- **PROBLEM DESCRIPTION**
Type out all the records word for word. Any pictures are to be left out.

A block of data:
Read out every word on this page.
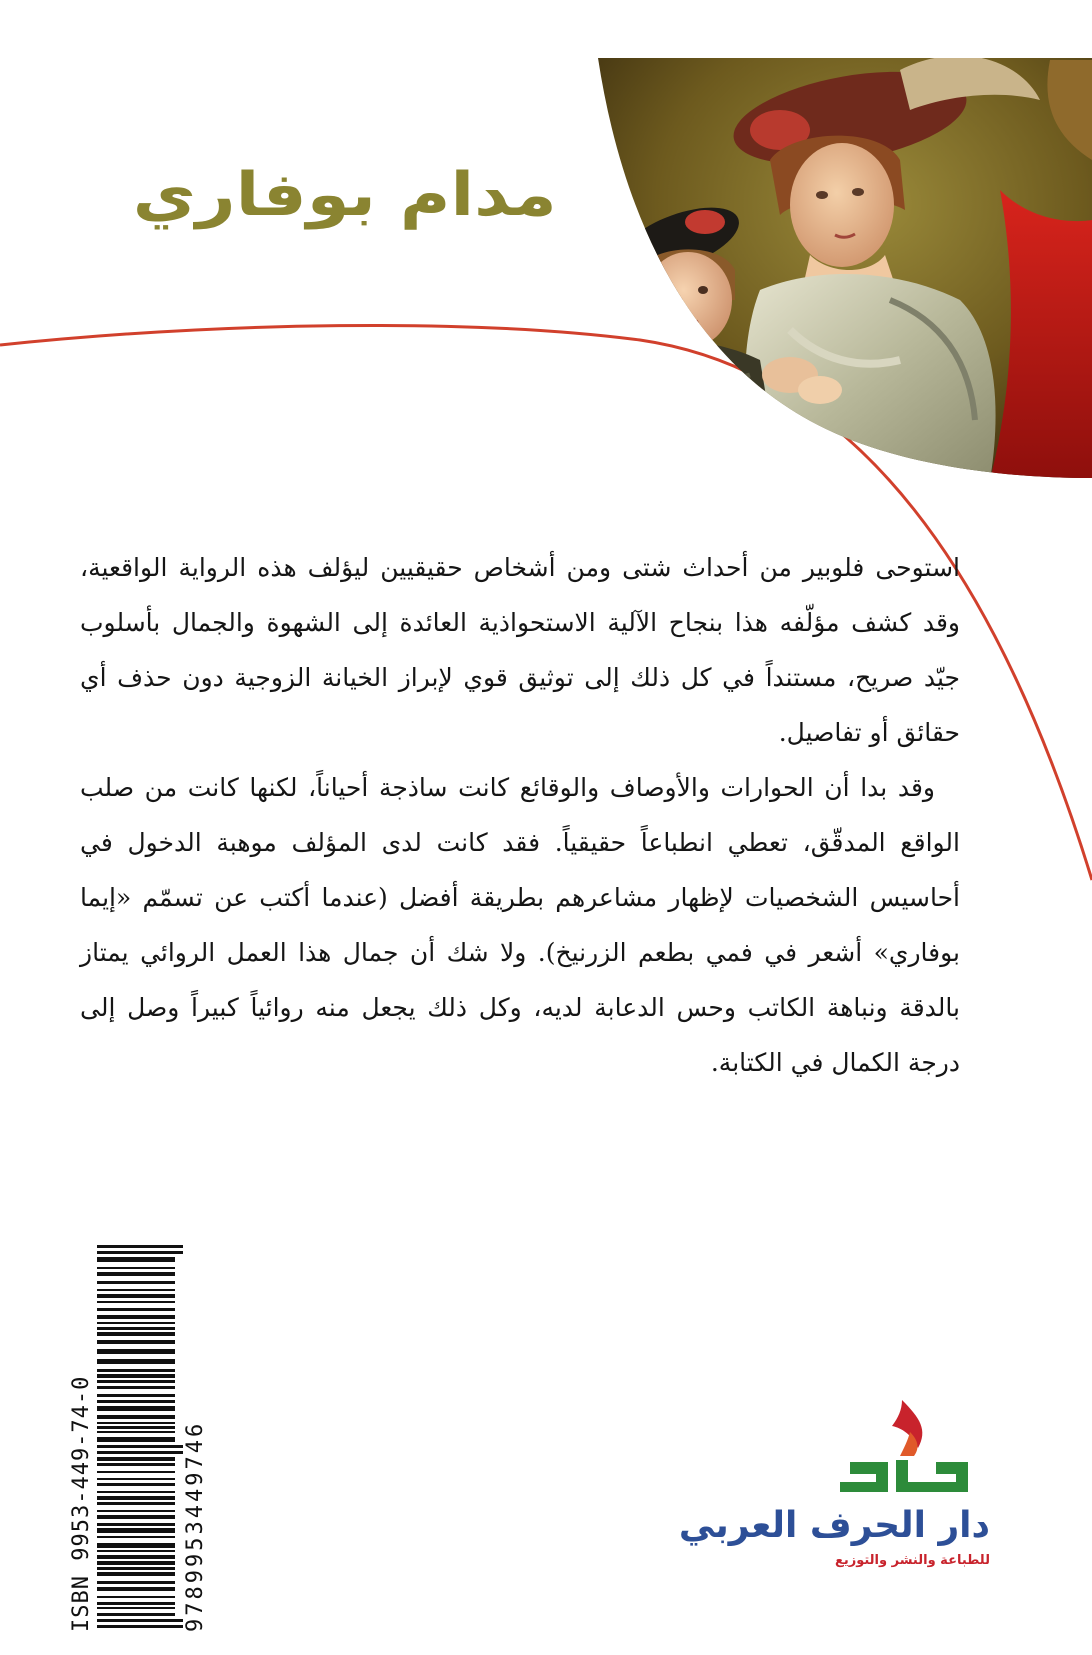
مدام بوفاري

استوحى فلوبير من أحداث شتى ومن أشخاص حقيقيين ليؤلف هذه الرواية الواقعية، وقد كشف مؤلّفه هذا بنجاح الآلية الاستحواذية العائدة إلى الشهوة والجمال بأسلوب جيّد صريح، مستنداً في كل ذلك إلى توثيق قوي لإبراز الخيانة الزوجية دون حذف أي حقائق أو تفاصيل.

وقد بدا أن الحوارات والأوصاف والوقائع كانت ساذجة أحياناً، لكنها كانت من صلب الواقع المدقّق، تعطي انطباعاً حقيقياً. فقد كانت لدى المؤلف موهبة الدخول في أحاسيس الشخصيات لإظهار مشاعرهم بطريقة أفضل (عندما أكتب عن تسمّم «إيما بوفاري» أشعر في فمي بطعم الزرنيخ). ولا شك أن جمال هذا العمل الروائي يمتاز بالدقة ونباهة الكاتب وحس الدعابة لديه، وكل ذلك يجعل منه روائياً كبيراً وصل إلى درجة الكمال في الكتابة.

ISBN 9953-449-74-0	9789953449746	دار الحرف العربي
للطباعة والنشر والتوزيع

- **ANSWER TO THE TASK**
Read out every word on this page.
مدام بوفاري

استوحى فلوبير من أحداث شتى ومن أشخاص حقيقيين ليؤلف هذه الرواية الواقعية، وقد كشف مؤلّفه هذا بنجاح الآلية الاستحواذية العائدة إلى الشهوة والجمال بأسلوب جيّد صريح، مستنداً في كل ذلك إلى توثيق قوي لإبراز الخيانة الزوجية دون حذف أي حقائق أو تفاصيل.

وقد بدا أن الحوارات والأوصاف والوقائع كانت ساذجة أحياناً، لكنها كانت من صلب الواقع المدقّق، تعطي انطباعاً حقيقياً. فقد كانت لدى المؤلف موهبة الدخول في أحاسيس الشخصيات لإظهار مشاعرهم بطريقة أفضل (عندما أكتب عن تسمّم «إيما بوفاري» أشعر في فمي بطعم الزرنيخ). ولا شك أن جمال هذا العمل الروائي يمتاز بالدقة ونباهة الكاتب وحس الدعابة لديه، وكل ذلك يجعل منه روائياً كبيراً وصل إلى درجة الكمال في الكتابة.

ISBN 9953-449-74-0	9789953449746	دار الحرف العربي
للطباعة والنشر والتوزيع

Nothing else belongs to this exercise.